* **Directions for this task**:
Would you repeat the listing exactly but omit every picture?

* **Input material**:

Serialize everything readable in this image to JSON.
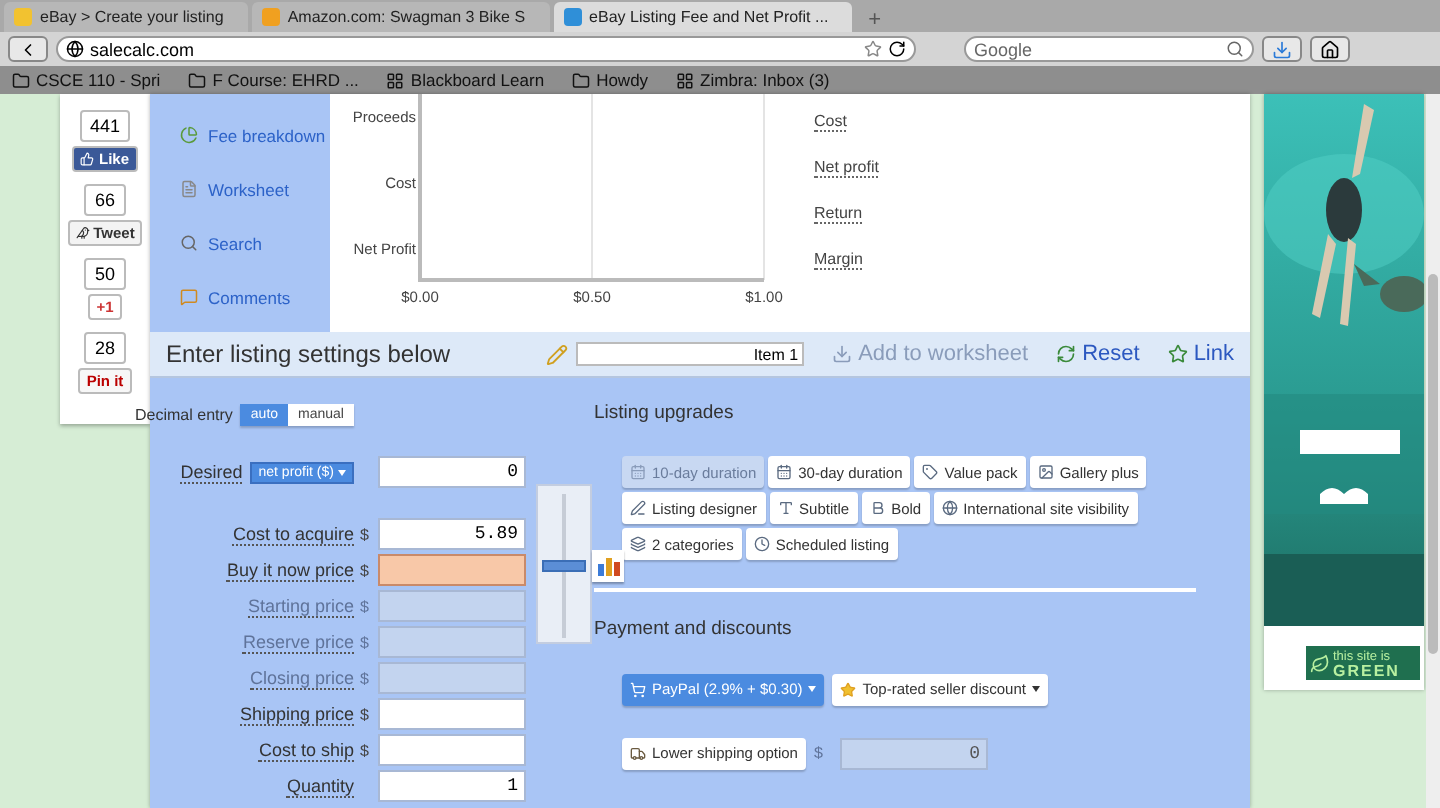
{
  "browser": {
    "tabs": [
      {
        "label": "eBay > Create your listing",
        "selected": false
      },
      {
        "label": "Amazon.com: Swagman 3 Bike S",
        "selected": false
      },
      {
        "label": "eBay Listing Fee and Net Profit ...",
        "selected": true
      }
    ],
    "new_tab": "+",
    "address": "salecalc.com",
    "search_placeholder": "Google",
    "bookmarks": [
      "CSCE 110 - Spri",
      "F Course: EHRD ...",
      "Blackboard Learn",
      "Howdy",
      "Zimbra: Inbox (3)"
    ]
  },
  "social": [
    {
      "kind": "facebook",
      "count": "441",
      "label": "Like"
    },
    {
      "kind": "twitter",
      "count": "66",
      "label": "Tweet"
    },
    {
      "kind": "google",
      "count": "50",
      "label": "+1"
    },
    {
      "kind": "pinterest",
      "count": "28",
      "label": "Pin it"
    }
  ],
  "nav": [
    "Fee breakdown",
    "Worksheet",
    "Search",
    "Comments"
  ],
  "chart": {
    "chart_data": {
      "type": "bar",
      "orientation": "horizontal",
      "categories": [
        "Proceeds",
        "Cost",
        "Net Profit"
      ],
      "values": [
        0,
        0,
        0
      ],
      "xlim": [
        0,
        1
      ],
      "xticks": [
        {
          "value": 0,
          "label": "$0.00"
        },
        {
          "value": 0.5,
          "label": "$0.50"
        },
        {
          "value": 1,
          "label": "$1.00"
        }
      ]
    }
  },
  "summary": [
    "Cost",
    "Net profit",
    "Return",
    "Margin"
  ],
  "listing_bar": {
    "title": "Enter listing settings below",
    "item_name": "Item 1",
    "actions": [
      {
        "kind": "add",
        "label": "Add to worksheet",
        "disabled": true
      },
      {
        "kind": "reset",
        "label": "Reset",
        "disabled": false
      },
      {
        "kind": "link",
        "label": "Link",
        "disabled": false
      }
    ]
  },
  "decimal_entry": {
    "label": "Decimal entry",
    "options": [
      {
        "label": "auto",
        "selected": true
      },
      {
        "label": "manual",
        "selected": false
      }
    ]
  },
  "fields": [
    {
      "label": "Desired",
      "dropdown": "net profit ($)",
      "value": "0",
      "disabled": false,
      "invalid": false
    },
    {
      "label": "Cost to acquire",
      "currency": "$",
      "value": "5.89",
      "disabled": false,
      "invalid": false
    },
    {
      "label": "Buy it now price",
      "currency": "$",
      "disabled": false,
      "invalid": true
    },
    {
      "label": "Starting price",
      "currency": "$",
      "disabled": true,
      "invalid": false
    },
    {
      "label": "Reserve price",
      "currency": "$",
      "disabled": true,
      "invalid": false
    },
    {
      "label": "Closing price",
      "currency": "$",
      "disabled": true,
      "invalid": false
    },
    {
      "label": "Shipping price",
      "currency": "$",
      "disabled": false,
      "invalid": false
    },
    {
      "label": "Cost to ship",
      "currency": "$",
      "disabled": false,
      "invalid": false
    },
    {
      "label": "Quantity",
      "value": "1",
      "disabled": false,
      "invalid": false
    }
  ],
  "slider": {
    "level": 0.5
  },
  "upgrades": {
    "title": "Listing upgrades",
    "items": [
      {
        "label": "10-day duration",
        "disabled": true
      },
      {
        "label": "30-day duration",
        "disabled": false
      },
      {
        "label": "Value pack",
        "disabled": false
      },
      {
        "label": "Gallery plus",
        "disabled": false
      },
      {
        "label": "Listing designer",
        "disabled": false
      },
      {
        "label": "Subtitle",
        "disabled": false
      },
      {
        "label": "Bold",
        "disabled": false
      },
      {
        "label": "International site visibility",
        "disabled": false
      },
      {
        "label": "2 categories",
        "disabled": false
      },
      {
        "label": "Scheduled listing",
        "disabled": false
      }
    ]
  },
  "payment": {
    "title": "Payment and discounts",
    "options": [
      {
        "label": "PayPal (2.9% + $0.30)",
        "selected": true
      },
      {
        "label": "Top-rated seller discount",
        "selected": false
      }
    ],
    "lower_shipping": {
      "label": "Lower shipping option",
      "currency": "$",
      "value": "0",
      "disabled": true
    }
  },
  "ad": {
    "kind": "picture"
  },
  "badge": {
    "line1": "this site is",
    "line2": "GREEN"
  }
}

* **Result of this task**:
Serialize everything readable in this image to JSON.
{
  "browser": {
    "tabs": [
      {
        "label": "eBay > Create your listing",
        "selected": false
      },
      {
        "label": "Amazon.com: Swagman 3 Bike S",
        "selected": false
      },
      {
        "label": "eBay Listing Fee and Net Profit ...",
        "selected": true
      }
    ],
    "new_tab": "+",
    "address": "salecalc.com",
    "search_placeholder": "Google",
    "bookmarks": [
      "CSCE 110 - Spri",
      "F Course: EHRD ...",
      "Blackboard Learn",
      "Howdy",
      "Zimbra: Inbox (3)"
    ]
  },
  "social": [
    {
      "kind": "facebook",
      "count": "441",
      "label": "Like"
    },
    {
      "kind": "twitter",
      "count": "66",
      "label": "Tweet"
    },
    {
      "kind": "google",
      "count": "50",
      "label": "+1"
    },
    {
      "kind": "pinterest",
      "count": "28",
      "label": "Pin it"
    }
  ],
  "nav": [
    "Fee breakdown",
    "Worksheet",
    "Search",
    "Comments"
  ],
  "chart": {
    "chart_data": {
      "type": "bar",
      "orientation": "horizontal",
      "categories": [
        "Proceeds",
        "Cost",
        "Net Profit"
      ],
      "values": [
        0,
        0,
        0
      ],
      "xlim": [
        0,
        1
      ],
      "xticks": [
        {
          "value": 0,
          "label": "$0.00"
        },
        {
          "value": 0.5,
          "label": "$0.50"
        },
        {
          "value": 1,
          "label": "$1.00"
        }
      ]
    }
  },
  "summary": [
    "Cost",
    "Net profit",
    "Return",
    "Margin"
  ],
  "listing_bar": {
    "title": "Enter listing settings below",
    "item_name": "Item 1",
    "actions": [
      {
        "kind": "add",
        "label": "Add to worksheet",
        "disabled": true
      },
      {
        "kind": "reset",
        "label": "Reset",
        "disabled": false
      },
      {
        "kind": "link",
        "label": "Link",
        "disabled": false
      }
    ]
  },
  "decimal_entry": {
    "label": "Decimal entry",
    "options": [
      {
        "label": "auto",
        "selected": true
      },
      {
        "label": "manual",
        "selected": false
      }
    ]
  },
  "fields": [
    {
      "label": "Desired",
      "dropdown": "net profit ($)",
      "value": "0",
      "disabled": false,
      "invalid": false
    },
    {
      "label": "Cost to acquire",
      "currency": "$",
      "value": "5.89",
      "disabled": false,
      "invalid": false
    },
    {
      "label": "Buy it now price",
      "currency": "$",
      "disabled": false,
      "invalid": true
    },
    {
      "label": "Starting price",
      "currency": "$",
      "disabled": true,
      "invalid": false
    },
    {
      "label": "Reserve price",
      "currency": "$",
      "disabled": true,
      "invalid": false
    },
    {
      "label": "Closing price",
      "currency": "$",
      "disabled": true,
      "invalid": false
    },
    {
      "label": "Shipping price",
      "currency": "$",
      "disabled": false,
      "invalid": false
    },
    {
      "label": "Cost to ship",
      "currency": "$",
      "disabled": false,
      "invalid": false
    },
    {
      "label": "Quantity",
      "value": "1",
      "disabled": false,
      "invalid": false
    }
  ],
  "slider": {
    "level": 0.5
  },
  "upgrades": {
    "title": "Listing upgrades",
    "items": [
      {
        "label": "10-day duration",
        "disabled": true
      },
      {
        "label": "30-day duration",
        "disabled": false
      },
      {
        "label": "Value pack",
        "disabled": false
      },
      {
        "label": "Gallery plus",
        "disabled": false
      },
      {
        "label": "Listing designer",
        "disabled": false
      },
      {
        "label": "Subtitle",
        "disabled": false
      },
      {
        "label": "Bold",
        "disabled": false
      },
      {
        "label": "International site visibility",
        "disabled": false
      },
      {
        "label": "2 categories",
        "disabled": false
      },
      {
        "label": "Scheduled listing",
        "disabled": false
      }
    ]
  },
  "payment": {
    "title": "Payment and discounts",
    "options": [
      {
        "label": "PayPal (2.9% + $0.30)",
        "selected": true
      },
      {
        "label": "Top-rated seller discount",
        "selected": false
      }
    ],
    "lower_shipping": {
      "label": "Lower shipping option",
      "currency": "$",
      "value": "0",
      "disabled": true
    }
  },
  "ad": {
    "kind": "picture"
  },
  "badge": {
    "line1": "this site is",
    "line2": "GREEN"
  }
}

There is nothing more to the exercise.